Exercise prompt
Identify and copy all lines of the material where the string "WITH" is found.

Data for processing

--- start ---

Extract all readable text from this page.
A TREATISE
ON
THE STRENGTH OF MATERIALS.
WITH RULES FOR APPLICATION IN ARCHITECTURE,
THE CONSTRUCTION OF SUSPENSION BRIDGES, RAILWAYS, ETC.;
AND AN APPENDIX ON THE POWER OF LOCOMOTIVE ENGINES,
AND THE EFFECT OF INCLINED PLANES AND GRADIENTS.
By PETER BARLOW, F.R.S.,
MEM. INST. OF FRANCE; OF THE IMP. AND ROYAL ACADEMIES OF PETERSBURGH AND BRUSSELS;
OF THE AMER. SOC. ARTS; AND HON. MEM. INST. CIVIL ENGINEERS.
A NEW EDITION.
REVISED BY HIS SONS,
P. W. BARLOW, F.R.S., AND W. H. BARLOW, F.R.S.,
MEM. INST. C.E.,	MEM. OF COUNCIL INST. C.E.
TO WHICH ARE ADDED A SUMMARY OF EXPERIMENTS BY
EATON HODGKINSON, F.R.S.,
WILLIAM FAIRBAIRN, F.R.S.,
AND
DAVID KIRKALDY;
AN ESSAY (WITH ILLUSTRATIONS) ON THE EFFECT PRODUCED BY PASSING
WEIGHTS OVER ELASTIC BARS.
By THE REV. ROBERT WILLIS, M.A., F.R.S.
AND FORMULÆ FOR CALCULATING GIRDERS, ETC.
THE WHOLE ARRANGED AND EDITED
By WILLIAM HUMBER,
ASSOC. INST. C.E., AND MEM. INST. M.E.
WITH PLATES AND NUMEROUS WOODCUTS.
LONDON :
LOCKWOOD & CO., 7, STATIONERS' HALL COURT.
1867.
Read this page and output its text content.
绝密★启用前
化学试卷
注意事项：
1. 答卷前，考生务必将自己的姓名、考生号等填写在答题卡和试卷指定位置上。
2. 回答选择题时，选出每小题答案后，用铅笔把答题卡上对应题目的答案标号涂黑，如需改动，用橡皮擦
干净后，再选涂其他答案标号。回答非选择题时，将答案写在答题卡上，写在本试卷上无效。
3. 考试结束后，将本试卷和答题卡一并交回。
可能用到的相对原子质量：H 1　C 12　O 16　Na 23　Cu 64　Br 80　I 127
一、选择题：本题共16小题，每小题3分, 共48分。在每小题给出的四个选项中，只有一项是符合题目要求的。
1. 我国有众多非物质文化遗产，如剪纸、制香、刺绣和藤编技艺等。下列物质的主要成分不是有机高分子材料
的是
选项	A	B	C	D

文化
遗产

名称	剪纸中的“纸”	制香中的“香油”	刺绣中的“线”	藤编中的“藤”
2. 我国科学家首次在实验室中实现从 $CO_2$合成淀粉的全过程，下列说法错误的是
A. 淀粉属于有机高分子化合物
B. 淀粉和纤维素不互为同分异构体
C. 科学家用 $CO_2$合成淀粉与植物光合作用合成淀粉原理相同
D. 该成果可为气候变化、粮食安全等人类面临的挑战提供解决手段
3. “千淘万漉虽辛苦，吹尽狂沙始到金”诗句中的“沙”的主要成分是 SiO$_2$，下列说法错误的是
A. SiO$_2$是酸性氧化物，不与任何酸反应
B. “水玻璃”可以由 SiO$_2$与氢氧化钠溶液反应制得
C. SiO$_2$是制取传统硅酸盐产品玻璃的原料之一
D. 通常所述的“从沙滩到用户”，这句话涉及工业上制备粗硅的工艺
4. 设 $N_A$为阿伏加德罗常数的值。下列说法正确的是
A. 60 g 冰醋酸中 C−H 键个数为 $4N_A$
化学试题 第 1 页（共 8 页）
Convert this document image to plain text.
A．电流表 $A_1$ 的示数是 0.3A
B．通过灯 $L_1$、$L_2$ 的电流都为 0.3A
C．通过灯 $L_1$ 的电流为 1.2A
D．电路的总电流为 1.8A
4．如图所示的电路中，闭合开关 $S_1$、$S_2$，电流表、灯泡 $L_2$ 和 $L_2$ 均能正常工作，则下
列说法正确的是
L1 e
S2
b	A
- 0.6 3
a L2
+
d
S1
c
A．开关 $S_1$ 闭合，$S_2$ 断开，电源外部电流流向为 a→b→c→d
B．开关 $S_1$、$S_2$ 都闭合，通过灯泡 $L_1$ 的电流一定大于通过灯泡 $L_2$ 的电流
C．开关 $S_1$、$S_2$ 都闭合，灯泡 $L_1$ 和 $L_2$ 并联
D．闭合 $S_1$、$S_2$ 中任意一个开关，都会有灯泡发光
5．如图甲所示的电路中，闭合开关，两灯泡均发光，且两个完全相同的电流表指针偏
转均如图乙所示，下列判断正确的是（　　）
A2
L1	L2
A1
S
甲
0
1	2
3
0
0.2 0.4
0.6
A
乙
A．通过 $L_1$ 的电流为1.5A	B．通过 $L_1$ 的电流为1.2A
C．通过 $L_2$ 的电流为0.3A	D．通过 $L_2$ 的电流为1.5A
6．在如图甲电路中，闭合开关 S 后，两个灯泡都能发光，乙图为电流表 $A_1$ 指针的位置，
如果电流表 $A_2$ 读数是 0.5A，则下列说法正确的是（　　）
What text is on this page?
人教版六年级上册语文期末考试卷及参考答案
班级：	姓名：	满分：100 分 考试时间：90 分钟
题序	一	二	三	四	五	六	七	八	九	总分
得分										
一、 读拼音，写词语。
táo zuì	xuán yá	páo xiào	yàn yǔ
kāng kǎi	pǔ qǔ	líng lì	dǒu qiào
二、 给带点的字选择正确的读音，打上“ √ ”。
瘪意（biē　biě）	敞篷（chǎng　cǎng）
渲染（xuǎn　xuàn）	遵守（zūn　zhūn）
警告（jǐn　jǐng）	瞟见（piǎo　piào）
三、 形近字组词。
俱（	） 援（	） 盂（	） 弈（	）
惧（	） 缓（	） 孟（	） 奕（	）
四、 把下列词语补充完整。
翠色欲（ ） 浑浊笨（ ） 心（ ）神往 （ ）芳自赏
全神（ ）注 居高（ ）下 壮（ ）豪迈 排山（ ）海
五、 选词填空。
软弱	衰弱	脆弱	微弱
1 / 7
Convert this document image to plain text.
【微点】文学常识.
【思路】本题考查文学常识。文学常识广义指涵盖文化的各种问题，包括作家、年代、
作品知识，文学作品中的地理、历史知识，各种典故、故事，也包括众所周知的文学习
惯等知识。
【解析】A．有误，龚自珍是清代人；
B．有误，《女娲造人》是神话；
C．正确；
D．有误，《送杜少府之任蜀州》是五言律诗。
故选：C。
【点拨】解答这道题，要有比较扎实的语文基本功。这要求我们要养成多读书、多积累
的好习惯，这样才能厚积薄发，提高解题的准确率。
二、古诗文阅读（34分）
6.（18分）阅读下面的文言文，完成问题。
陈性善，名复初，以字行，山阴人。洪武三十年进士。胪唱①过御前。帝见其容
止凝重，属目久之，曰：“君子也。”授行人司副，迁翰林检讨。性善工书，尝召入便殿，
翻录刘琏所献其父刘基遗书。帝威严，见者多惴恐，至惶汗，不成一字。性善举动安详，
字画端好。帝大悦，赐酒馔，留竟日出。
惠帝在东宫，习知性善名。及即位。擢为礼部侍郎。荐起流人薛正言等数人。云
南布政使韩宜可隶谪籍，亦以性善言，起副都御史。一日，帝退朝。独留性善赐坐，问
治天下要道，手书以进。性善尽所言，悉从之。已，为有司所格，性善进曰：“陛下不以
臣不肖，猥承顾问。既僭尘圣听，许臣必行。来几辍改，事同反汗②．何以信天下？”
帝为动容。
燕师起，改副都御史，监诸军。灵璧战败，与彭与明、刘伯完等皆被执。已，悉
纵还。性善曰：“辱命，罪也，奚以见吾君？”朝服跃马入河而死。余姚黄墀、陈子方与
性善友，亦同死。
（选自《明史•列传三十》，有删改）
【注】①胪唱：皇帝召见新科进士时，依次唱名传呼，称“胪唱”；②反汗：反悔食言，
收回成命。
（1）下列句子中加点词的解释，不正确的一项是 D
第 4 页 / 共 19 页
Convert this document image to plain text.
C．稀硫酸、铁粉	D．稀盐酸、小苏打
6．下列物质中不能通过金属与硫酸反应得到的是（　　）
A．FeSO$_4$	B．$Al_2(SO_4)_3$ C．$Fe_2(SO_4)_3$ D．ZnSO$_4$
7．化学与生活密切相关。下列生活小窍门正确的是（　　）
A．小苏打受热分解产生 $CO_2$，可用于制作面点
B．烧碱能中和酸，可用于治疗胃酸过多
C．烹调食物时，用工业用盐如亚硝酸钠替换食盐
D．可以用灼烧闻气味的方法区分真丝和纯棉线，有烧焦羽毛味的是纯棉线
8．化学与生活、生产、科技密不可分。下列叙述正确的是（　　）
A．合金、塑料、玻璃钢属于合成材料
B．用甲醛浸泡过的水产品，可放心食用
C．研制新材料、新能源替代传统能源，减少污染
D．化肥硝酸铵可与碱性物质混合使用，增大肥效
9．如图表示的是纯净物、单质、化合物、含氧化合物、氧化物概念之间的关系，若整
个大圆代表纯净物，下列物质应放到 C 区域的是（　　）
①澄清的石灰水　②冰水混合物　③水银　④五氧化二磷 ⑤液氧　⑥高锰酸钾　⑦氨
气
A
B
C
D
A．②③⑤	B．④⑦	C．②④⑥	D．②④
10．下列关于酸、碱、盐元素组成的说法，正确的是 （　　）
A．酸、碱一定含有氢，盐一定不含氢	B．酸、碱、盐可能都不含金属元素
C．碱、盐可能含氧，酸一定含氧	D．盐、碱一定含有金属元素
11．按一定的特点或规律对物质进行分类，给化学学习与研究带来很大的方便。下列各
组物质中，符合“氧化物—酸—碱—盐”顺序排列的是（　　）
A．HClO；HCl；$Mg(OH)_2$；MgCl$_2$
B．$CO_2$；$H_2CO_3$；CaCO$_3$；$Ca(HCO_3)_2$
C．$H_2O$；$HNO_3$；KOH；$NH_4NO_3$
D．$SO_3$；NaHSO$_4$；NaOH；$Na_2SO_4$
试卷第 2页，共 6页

--- end ---

Response to this exercise
WITH RULES FOR APPLICATION IN ARCHITECTURE,
AN ESSAY (WITH ILLUSTRATIONS) ON THE EFFECT PRODUCED BY PASSING
WITH PLATES AND NUMEROUS WOODCUTS.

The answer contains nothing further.